GOAL OF THE EXERCISE:
Count the lines in the records below that contain the word "contribution", and give only that number.

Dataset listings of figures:

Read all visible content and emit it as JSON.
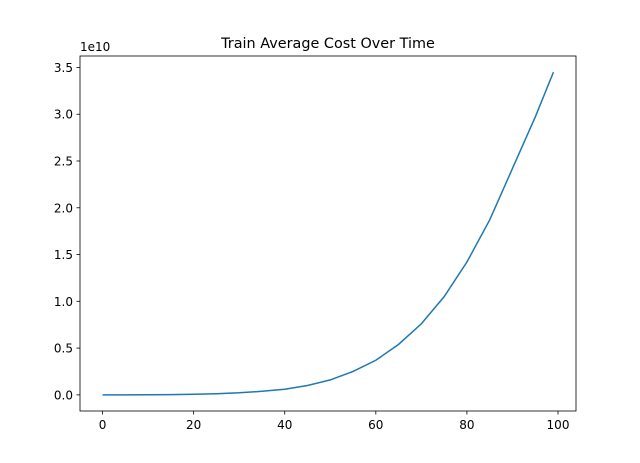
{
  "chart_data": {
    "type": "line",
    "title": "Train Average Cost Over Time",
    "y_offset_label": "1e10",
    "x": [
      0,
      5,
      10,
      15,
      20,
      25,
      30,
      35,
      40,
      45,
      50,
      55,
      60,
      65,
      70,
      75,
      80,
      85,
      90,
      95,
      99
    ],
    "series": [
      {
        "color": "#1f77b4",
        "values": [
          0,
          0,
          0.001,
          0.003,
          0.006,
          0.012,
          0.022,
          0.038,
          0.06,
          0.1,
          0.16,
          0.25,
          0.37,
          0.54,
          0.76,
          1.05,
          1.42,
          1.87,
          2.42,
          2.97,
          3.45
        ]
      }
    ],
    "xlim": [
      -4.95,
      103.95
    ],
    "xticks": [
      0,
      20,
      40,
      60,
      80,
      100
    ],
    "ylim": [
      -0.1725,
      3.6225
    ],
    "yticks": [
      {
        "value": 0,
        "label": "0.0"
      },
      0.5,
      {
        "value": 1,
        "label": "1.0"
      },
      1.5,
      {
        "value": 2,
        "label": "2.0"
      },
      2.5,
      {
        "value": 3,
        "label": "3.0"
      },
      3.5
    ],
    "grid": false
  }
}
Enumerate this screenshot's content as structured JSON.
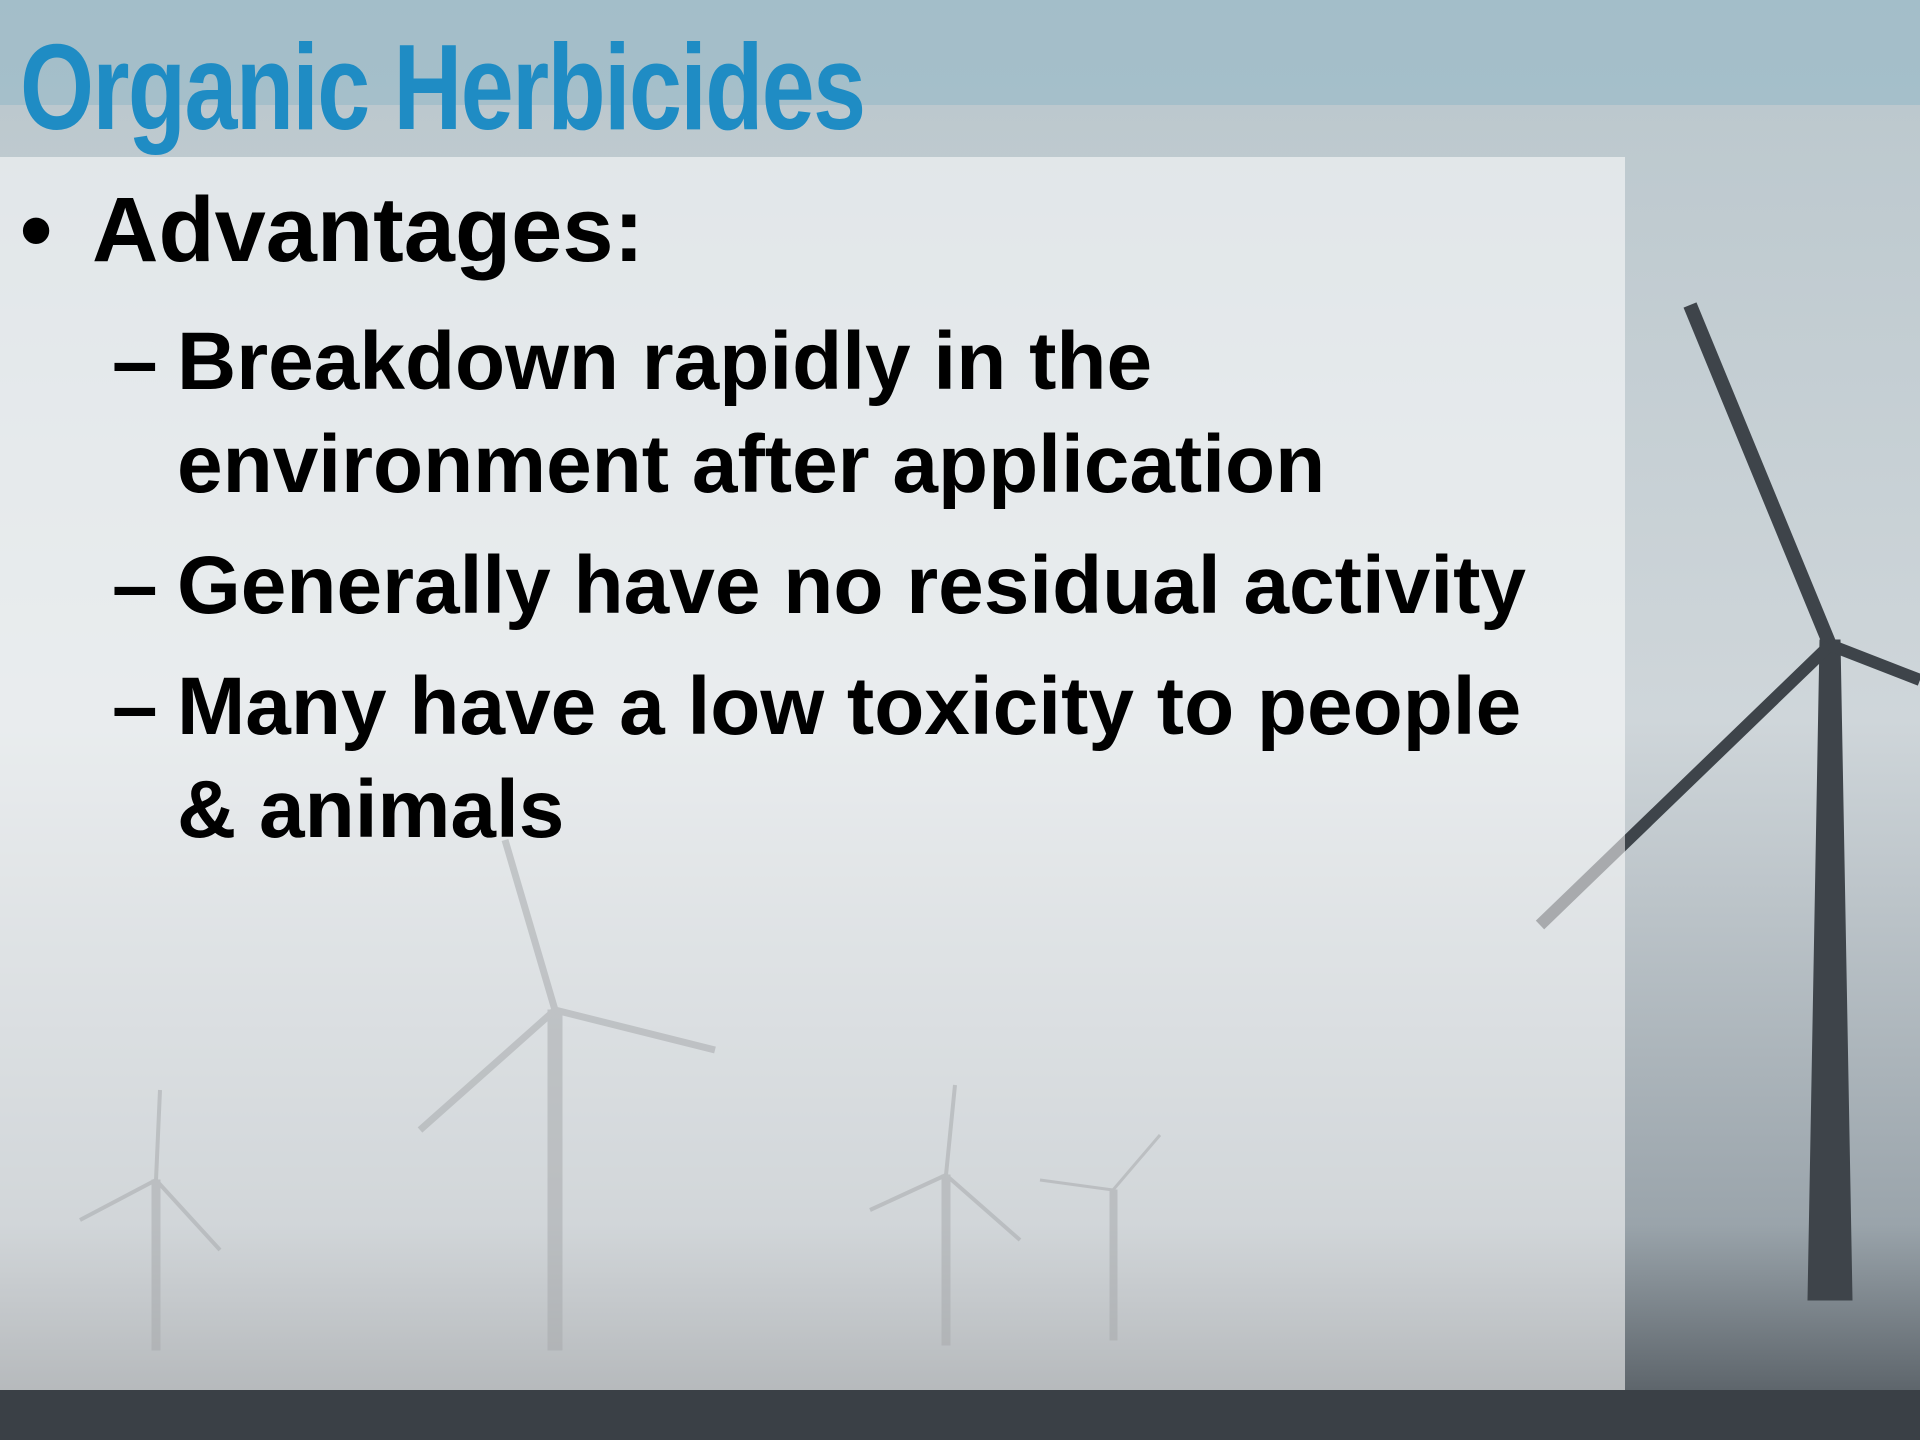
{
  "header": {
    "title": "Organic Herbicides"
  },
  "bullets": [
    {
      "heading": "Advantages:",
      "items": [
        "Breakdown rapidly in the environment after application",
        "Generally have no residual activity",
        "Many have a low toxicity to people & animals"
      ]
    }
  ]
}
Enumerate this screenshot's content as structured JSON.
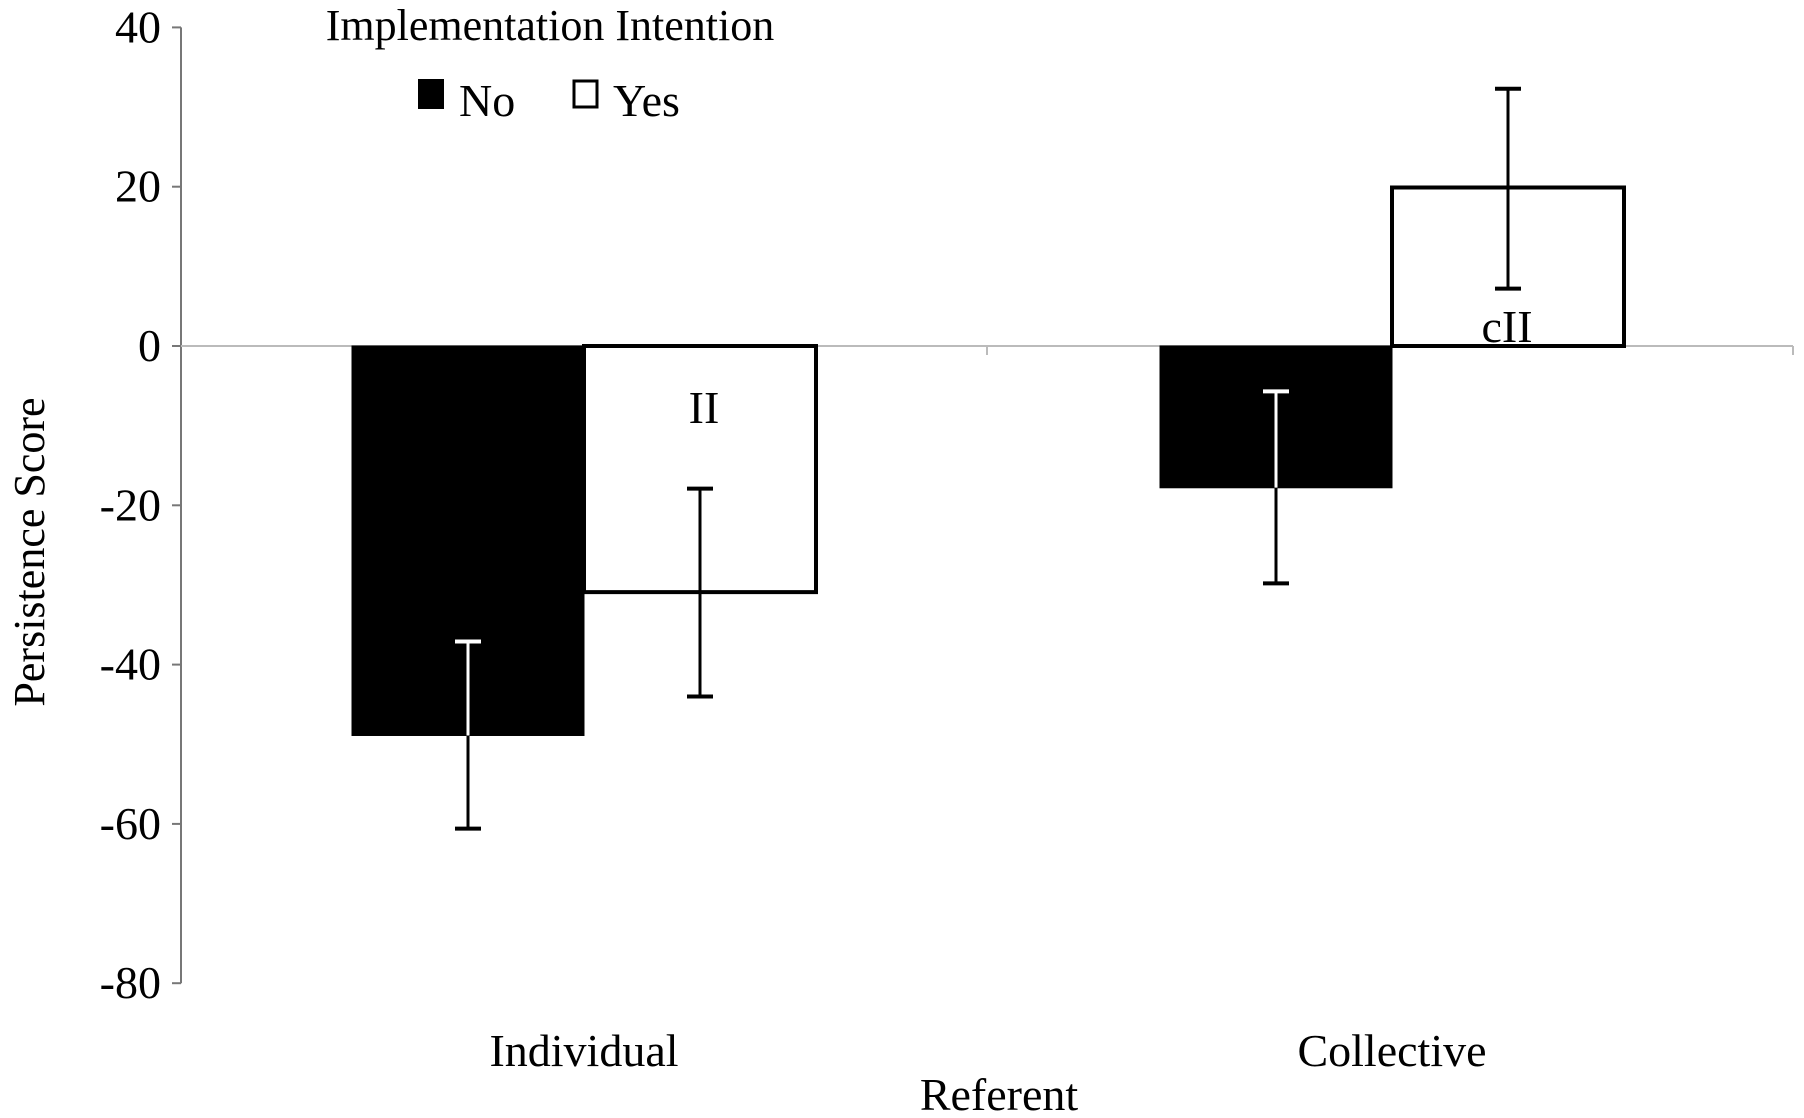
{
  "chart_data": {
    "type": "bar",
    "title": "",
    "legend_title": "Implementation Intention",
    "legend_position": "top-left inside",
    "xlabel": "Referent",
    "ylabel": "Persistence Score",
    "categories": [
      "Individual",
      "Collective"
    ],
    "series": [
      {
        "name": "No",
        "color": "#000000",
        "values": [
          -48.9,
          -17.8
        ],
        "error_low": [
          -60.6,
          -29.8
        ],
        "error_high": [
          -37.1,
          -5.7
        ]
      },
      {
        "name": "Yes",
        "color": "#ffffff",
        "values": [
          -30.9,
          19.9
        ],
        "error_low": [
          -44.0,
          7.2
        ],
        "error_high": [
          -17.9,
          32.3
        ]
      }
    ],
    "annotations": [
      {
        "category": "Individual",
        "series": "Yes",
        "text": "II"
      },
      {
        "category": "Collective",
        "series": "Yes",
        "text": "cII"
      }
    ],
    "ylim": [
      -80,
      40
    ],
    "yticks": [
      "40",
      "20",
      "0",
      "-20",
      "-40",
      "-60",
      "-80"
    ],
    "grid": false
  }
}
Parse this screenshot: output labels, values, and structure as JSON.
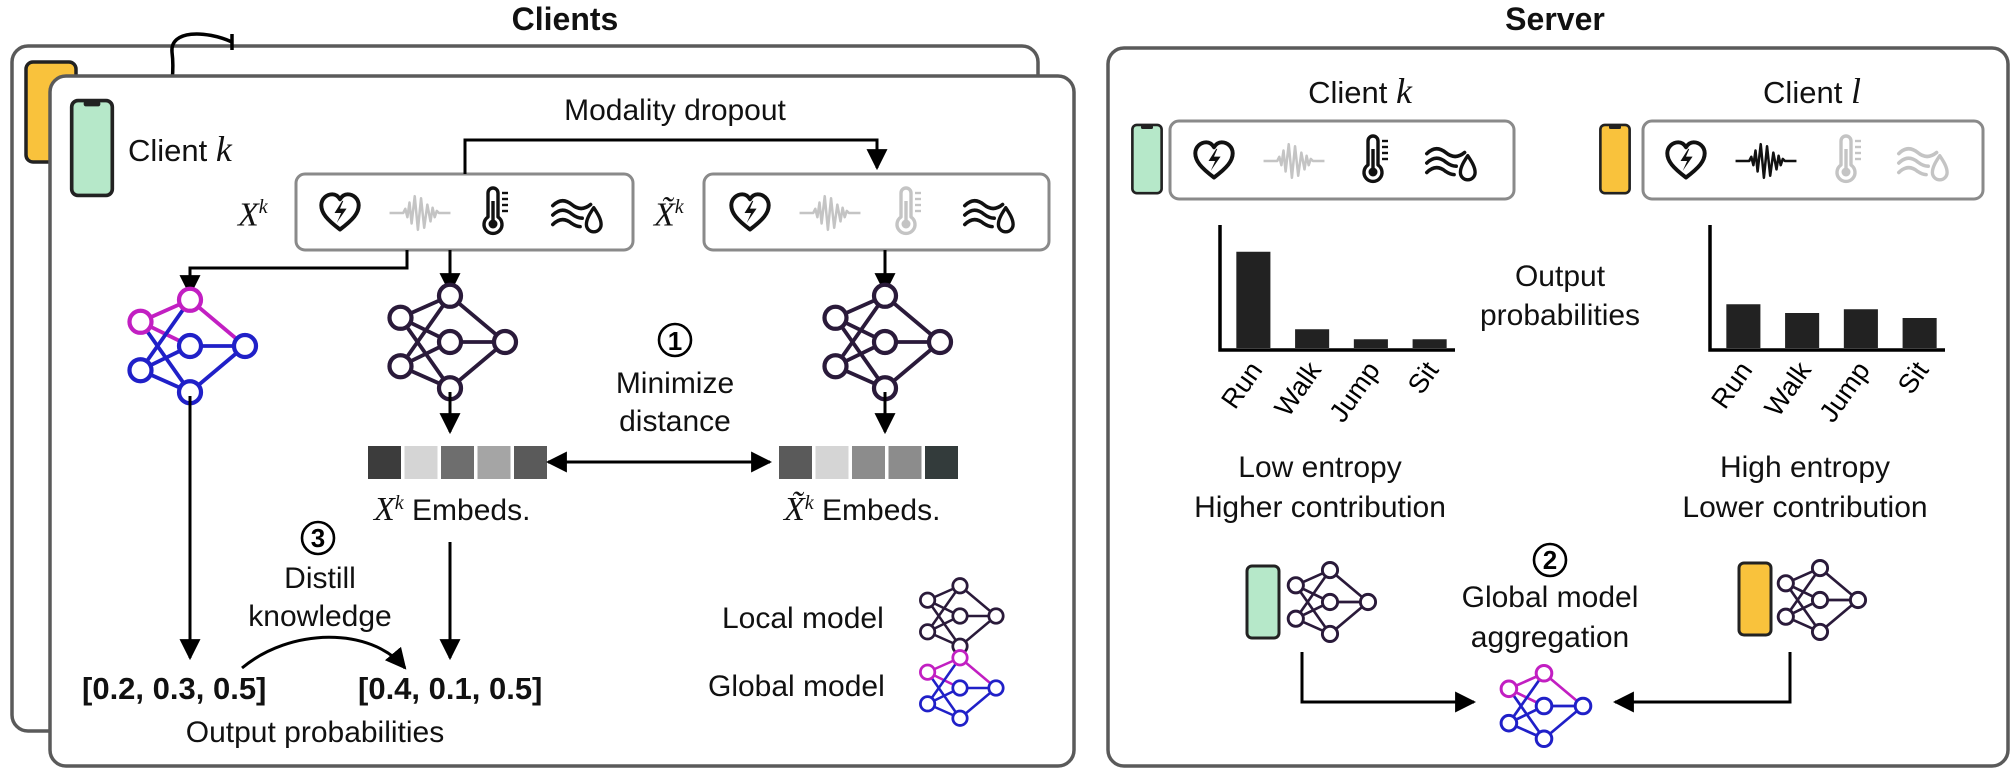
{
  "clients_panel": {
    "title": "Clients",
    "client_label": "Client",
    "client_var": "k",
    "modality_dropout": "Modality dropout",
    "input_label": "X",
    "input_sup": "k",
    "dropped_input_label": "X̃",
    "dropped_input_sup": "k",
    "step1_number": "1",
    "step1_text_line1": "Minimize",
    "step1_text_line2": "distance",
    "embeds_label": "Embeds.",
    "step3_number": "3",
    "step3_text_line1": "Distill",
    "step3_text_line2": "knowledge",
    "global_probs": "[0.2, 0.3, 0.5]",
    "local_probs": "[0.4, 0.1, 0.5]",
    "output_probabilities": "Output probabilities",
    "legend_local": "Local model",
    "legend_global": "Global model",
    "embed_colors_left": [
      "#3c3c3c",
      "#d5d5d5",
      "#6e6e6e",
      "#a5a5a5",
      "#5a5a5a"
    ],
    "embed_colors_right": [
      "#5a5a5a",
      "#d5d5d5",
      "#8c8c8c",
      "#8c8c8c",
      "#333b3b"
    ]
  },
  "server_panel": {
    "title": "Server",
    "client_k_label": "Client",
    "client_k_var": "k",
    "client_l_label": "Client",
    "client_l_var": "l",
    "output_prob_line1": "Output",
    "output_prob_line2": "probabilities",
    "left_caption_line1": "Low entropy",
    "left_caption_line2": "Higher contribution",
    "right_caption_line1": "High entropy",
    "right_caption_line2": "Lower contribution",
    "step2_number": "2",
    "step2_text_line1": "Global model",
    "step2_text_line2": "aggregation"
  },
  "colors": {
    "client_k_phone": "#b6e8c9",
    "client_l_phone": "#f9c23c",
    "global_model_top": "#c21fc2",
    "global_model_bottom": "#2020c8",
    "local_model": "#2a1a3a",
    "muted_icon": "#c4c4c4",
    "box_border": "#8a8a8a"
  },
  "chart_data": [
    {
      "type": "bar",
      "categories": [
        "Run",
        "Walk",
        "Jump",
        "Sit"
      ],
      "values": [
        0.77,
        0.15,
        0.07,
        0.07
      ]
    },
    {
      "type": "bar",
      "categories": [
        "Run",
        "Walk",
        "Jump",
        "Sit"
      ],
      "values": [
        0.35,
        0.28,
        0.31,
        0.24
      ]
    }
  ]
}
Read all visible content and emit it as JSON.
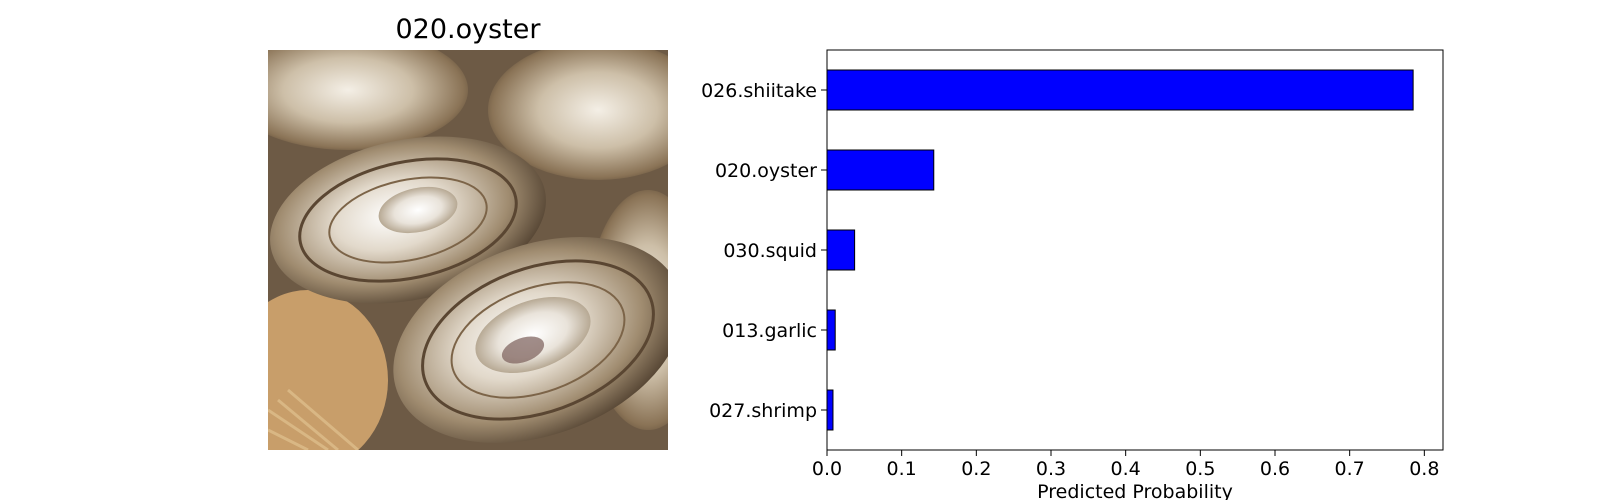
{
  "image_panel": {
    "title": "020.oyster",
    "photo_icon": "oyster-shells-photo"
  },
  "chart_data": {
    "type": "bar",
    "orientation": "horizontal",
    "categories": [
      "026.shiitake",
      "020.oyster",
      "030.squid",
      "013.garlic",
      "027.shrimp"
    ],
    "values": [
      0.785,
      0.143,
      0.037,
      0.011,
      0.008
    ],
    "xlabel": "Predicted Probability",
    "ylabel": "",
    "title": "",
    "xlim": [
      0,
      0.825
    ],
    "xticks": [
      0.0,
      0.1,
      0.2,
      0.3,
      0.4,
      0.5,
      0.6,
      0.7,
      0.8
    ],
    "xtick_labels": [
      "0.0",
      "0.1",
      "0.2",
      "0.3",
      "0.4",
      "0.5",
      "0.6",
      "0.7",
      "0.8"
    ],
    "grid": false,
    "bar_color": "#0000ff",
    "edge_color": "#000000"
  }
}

OUTPUT:
2